Written request
Copy out all lines in the data below containing the string "dataset".

Provided data
· · · · ·

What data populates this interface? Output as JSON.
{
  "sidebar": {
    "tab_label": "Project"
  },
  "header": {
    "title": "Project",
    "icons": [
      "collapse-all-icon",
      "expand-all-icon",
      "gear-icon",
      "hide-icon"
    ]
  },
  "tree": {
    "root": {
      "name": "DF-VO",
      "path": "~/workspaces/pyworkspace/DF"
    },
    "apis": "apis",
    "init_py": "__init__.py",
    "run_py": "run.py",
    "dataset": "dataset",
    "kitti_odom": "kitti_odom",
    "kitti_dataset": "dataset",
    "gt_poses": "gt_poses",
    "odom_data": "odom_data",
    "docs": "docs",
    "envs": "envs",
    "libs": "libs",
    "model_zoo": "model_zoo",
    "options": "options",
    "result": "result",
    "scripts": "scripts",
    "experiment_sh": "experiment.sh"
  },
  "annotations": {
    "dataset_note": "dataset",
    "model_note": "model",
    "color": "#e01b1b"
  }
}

· · · · ·

Exercise response
    "dataset": "dataset",
    "kitti_dataset": "dataset",
    "dataset_note": "dataset",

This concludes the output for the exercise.